Saved entries:
☆ ☆ ☆ ☆ ☆ ☆ ☆

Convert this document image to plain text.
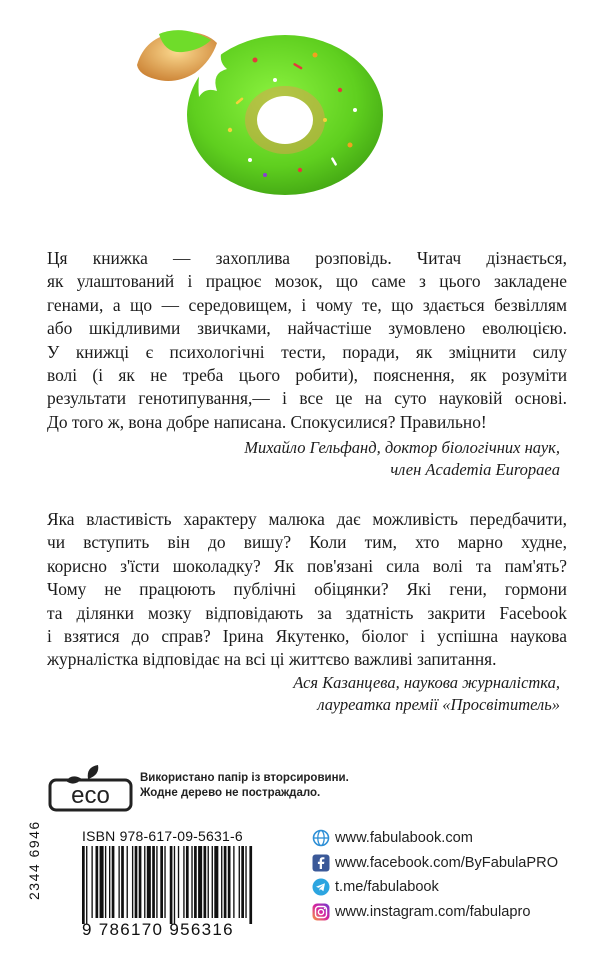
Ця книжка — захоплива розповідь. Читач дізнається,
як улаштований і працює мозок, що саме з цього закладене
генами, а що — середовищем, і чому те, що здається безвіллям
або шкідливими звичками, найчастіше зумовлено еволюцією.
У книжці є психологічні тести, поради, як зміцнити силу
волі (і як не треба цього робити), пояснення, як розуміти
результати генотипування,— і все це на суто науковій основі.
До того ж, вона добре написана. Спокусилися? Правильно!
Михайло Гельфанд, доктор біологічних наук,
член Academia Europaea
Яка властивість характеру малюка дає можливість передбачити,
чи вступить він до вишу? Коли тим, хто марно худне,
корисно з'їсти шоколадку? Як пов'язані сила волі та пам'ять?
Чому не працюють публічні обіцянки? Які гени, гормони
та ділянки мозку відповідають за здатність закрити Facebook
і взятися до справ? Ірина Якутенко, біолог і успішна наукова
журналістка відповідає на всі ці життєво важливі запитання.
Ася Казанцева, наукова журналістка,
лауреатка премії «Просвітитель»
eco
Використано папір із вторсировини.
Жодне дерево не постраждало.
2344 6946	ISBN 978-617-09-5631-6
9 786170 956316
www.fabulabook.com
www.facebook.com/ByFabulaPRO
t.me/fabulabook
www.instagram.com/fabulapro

☆ ☆ ☆ ☆ ☆ ☆ ☆

▶ _DESCRIPTION OF THE TASK_
All of the data above should be transcribed verbatim, with pictures omitted.

▶ _RESPONSE TO THE EXERCISE_
Convert this document image to plain text.
Ця книжка — захоплива розповідь. Читач дізнається,
як улаштований і працює мозок, що саме з цього закладене
генами, а що — середовищем, і чому те, що здається безвіллям
або шкідливими звичками, найчастіше зумовлено еволюцією.
У книжці є психологічні тести, поради, як зміцнити силу
волі (і як не треба цього робити), пояснення, як розуміти
результати генотипування,— і все це на суто науковій основі.
До того ж, вона добре написана. Спокусилися? Правильно!
Михайло Гельфанд, доктор біологічних наук,
член Academia Europaea
Яка властивість характеру малюка дає можливість передбачити,
чи вступить він до вишу? Коли тим, хто марно худне,
корисно з'їсти шоколадку? Як пов'язані сила волі та пам'ять?
Чому не працюють публічні обіцянки? Які гени, гормони
та ділянки мозку відповідають за здатність закрити Facebook
і взятися до справ? Ірина Якутенко, біолог і успішна наукова
журналістка відповідає на всі ці життєво важливі запитання.
Ася Казанцева, наукова журналістка,
лауреатка премії «Просвітитель»
eco
Використано папір із вторсировини.
Жодне дерево не постраждало.
2344 6946	ISBN 978-617-09-5631-6
9 786170 956316
www.fabulabook.com
www.facebook.com/ByFabulaPRO
t.me/fabulabook
www.instagram.com/fabulapro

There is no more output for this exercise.